**To do:** Extract the entries in their exact form.

Collected data:

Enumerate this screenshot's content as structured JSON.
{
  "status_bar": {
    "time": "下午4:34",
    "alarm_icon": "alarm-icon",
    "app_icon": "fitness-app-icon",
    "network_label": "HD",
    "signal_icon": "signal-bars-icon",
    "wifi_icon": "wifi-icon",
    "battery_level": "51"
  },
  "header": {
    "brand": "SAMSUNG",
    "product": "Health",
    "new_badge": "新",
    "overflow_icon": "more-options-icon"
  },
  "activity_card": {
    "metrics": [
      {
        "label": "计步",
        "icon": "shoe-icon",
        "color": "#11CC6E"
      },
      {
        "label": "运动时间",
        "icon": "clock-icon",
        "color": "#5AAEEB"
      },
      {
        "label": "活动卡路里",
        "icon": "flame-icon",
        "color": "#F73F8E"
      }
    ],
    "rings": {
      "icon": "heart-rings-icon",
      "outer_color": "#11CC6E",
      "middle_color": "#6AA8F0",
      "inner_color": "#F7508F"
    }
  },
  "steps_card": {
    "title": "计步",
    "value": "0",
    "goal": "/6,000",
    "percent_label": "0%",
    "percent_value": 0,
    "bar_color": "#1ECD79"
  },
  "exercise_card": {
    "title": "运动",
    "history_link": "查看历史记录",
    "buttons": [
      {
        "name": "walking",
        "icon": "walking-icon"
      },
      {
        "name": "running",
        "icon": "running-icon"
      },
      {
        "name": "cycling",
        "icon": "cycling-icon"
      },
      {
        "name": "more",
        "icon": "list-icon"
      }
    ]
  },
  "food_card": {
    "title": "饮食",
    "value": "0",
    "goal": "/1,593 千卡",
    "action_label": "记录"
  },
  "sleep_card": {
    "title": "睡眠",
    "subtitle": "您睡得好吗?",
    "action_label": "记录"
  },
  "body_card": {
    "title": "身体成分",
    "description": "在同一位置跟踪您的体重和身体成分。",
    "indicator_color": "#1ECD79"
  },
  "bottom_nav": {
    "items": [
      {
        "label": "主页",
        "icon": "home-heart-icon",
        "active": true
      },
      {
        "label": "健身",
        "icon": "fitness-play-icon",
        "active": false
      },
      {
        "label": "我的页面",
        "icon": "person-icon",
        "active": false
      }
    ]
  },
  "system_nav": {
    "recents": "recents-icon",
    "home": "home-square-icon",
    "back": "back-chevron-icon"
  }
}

**Response for this exercise:**
Enumerate this screenshot's content as structured JSON.
{
  "status_bar": {
    "time": "下午4:34",
    "alarm_icon": "alarm-icon",
    "app_icon": "fitness-app-icon",
    "network_label": "HD",
    "signal_icon": "signal-bars-icon",
    "wifi_icon": "wifi-icon",
    "battery_level": "51"
  },
  "header": {
    "brand": "SAMSUNG",
    "product": "Health",
    "new_badge": "新",
    "overflow_icon": "more-options-icon"
  },
  "activity_card": {
    "metrics": [
      {
        "label": "计步",
        "icon": "shoe-icon",
        "color": "#11CC6E"
      },
      {
        "label": "运动时间",
        "icon": "clock-icon",
        "color": "#5AAEEB"
      },
      {
        "label": "活动卡路里",
        "icon": "flame-icon",
        "color": "#F73F8E"
      }
    ],
    "rings": {
      "icon": "heart-rings-icon",
      "outer_color": "#11CC6E",
      "middle_color": "#6AA8F0",
      "inner_color": "#F7508F"
    }
  },
  "steps_card": {
    "title": "计步",
    "value": "0",
    "goal": "/6,000",
    "percent_label": "0%",
    "percent_value": 0,
    "bar_color": "#1ECD79"
  },
  "exercise_card": {
    "title": "运动",
    "history_link": "查看历史记录",
    "buttons": [
      {
        "name": "walking",
        "icon": "walking-icon"
      },
      {
        "name": "running",
        "icon": "running-icon"
      },
      {
        "name": "cycling",
        "icon": "cycling-icon"
      },
      {
        "name": "more",
        "icon": "list-icon"
      }
    ]
  },
  "food_card": {
    "title": "饮食",
    "value": "0",
    "goal": "/1,593 千卡",
    "action_label": "记录"
  },
  "sleep_card": {
    "title": "睡眠",
    "subtitle": "您睡得好吗?",
    "action_label": "记录"
  },
  "body_card": {
    "title": "身体成分",
    "description": "在同一位置跟踪您的体重和身体成分。",
    "indicator_color": "#1ECD79"
  },
  "bottom_nav": {
    "items": [
      {
        "label": "主页",
        "icon": "home-heart-icon",
        "active": true
      },
      {
        "label": "健身",
        "icon": "fitness-play-icon",
        "active": false
      },
      {
        "label": "我的页面",
        "icon": "person-icon",
        "active": false
      }
    ]
  },
  "system_nav": {
    "recents": "recents-icon",
    "home": "home-square-icon",
    "back": "back-chevron-icon"
  }
}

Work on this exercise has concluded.